QUOTED PASSAGE »
— BEGIN —

Published: June 24, 2007Liberty City
Harvey Robinson, in his Liberty City welding shop, wonders whether a biotech park is really coming. 'the people around here don't know what to do,' he said. 'Are we getting moved out or not?' (Carl Juste/Miami Herald)
False starts frustrate those who watch, wait
People who live and work in the Poinciana neighborhood have waited years for the growth, jobs and redevelopment promised decades ago.

Harvey Roberson arrives at his welding shop just after dawn and toils until dusk, fabricating wrought-iron gates and fences, making deliveries and drumming up new business.

He started the enterprise in 1972, and like many of the other small-business owners and families in the neighborhood, he has seen the area thrive, burn and then fade into obscurity.

Two years ago, a huge air-conditioned tent went up in the empty lot across the street. Then a band showed up along with security guards, caterers and a handful of politicians.

They were there to shovel the first pile of dirt for a biopharmaceutical park that was supposed to remake the entire neighborhood. Rumors began to fly up and down the block about how the project would force families and businesses from the area.

But two years later, the land across the street from Roberson's shop is still empty.

— END —

REQUIRED WORK » List everyone the article on the Liberty City biotech park says showed up at the empty lot for the groundbreaking.

DATA SHOWN »
— BEGIN —

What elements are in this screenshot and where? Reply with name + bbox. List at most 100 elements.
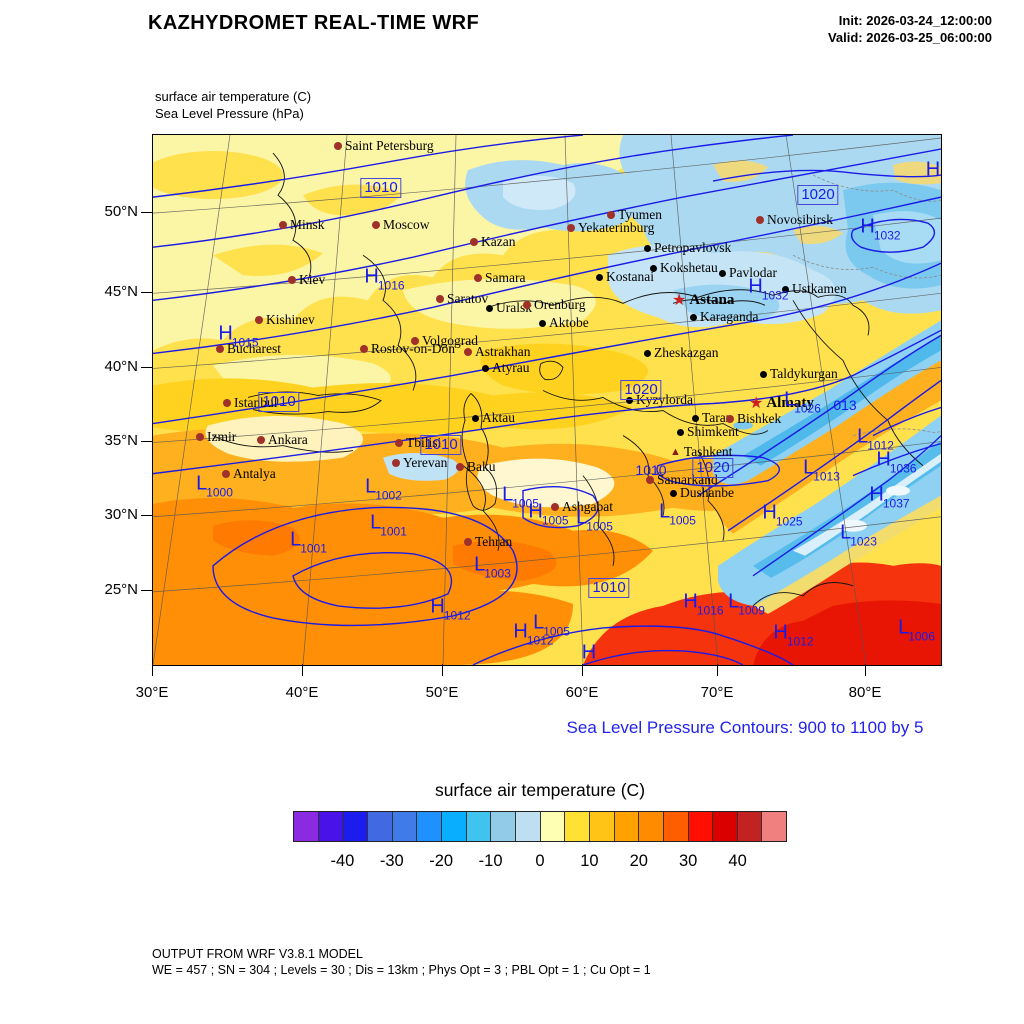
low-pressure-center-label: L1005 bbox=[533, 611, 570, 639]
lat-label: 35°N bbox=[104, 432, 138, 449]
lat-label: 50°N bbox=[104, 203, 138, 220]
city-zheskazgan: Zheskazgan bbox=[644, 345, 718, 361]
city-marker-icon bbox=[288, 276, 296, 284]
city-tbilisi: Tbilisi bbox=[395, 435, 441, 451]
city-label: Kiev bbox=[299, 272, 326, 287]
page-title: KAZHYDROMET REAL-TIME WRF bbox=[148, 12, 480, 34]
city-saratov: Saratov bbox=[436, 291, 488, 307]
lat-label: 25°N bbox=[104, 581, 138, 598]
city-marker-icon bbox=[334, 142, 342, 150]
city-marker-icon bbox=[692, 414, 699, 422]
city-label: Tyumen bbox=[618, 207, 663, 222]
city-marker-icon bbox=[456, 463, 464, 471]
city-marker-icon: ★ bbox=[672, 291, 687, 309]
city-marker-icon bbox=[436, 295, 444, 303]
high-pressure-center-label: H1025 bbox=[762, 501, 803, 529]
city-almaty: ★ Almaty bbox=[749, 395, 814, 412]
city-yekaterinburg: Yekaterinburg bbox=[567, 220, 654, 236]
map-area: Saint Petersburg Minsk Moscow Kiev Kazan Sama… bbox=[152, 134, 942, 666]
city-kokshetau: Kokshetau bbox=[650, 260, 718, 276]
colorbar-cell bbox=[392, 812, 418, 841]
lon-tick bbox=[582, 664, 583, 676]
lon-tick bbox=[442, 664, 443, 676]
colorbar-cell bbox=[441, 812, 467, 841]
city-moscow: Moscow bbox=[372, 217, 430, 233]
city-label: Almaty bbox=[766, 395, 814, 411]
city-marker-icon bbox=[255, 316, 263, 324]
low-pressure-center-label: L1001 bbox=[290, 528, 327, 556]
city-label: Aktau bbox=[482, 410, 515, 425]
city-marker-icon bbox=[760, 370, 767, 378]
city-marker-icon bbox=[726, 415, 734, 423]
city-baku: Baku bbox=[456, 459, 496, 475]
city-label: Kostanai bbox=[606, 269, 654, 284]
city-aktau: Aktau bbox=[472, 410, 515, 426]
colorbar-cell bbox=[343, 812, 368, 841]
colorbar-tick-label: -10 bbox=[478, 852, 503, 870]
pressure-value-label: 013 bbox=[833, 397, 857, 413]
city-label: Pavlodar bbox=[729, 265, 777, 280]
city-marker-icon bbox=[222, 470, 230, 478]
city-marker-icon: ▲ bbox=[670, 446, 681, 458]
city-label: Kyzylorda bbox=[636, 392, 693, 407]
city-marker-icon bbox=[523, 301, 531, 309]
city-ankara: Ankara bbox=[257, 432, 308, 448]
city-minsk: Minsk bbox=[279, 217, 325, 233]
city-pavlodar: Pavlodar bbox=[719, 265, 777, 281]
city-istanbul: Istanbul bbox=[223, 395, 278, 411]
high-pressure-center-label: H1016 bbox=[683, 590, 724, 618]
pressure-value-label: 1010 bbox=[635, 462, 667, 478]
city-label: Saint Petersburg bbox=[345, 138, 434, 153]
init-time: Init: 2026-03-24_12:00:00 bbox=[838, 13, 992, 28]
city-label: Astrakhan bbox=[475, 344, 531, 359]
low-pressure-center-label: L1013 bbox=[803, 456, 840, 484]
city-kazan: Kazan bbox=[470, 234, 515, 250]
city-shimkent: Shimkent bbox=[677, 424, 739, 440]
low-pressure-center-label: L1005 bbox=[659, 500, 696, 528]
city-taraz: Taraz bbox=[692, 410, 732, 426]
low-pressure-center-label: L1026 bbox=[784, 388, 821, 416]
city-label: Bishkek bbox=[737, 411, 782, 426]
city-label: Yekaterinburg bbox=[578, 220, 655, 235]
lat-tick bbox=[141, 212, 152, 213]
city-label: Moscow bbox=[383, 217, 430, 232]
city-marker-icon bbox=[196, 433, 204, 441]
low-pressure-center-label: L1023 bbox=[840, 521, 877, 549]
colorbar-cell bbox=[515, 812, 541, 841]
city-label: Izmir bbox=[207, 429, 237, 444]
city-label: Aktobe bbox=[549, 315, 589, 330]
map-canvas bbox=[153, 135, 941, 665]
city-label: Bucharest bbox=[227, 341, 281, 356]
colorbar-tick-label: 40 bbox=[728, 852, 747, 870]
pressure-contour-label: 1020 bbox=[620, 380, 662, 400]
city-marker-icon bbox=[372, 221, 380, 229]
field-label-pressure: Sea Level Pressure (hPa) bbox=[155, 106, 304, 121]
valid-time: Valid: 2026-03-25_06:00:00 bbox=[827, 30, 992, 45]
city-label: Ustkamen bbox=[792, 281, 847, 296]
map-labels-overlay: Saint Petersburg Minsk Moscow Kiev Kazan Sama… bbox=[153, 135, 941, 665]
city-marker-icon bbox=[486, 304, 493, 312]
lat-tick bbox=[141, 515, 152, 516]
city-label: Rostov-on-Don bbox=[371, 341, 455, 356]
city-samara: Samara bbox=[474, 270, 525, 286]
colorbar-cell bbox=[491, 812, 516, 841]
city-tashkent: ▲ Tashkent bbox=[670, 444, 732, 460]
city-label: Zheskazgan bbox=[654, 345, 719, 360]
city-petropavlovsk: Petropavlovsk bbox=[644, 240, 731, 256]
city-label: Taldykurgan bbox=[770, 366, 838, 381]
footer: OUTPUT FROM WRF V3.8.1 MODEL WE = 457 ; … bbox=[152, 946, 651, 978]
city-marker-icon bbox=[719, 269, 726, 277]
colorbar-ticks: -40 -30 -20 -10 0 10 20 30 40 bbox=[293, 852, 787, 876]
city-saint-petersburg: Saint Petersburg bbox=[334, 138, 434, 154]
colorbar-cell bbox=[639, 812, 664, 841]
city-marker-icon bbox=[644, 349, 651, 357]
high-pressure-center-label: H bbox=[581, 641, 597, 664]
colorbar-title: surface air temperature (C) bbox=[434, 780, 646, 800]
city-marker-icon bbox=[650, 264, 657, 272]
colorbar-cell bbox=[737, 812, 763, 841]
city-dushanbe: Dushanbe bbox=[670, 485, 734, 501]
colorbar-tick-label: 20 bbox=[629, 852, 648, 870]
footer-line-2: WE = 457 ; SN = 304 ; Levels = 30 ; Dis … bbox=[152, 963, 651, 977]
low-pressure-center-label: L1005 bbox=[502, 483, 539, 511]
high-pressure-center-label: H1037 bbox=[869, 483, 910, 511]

— END —

RESPONSE BELOW »
- A band
- Security guards
- Caterers
- A handful of politicians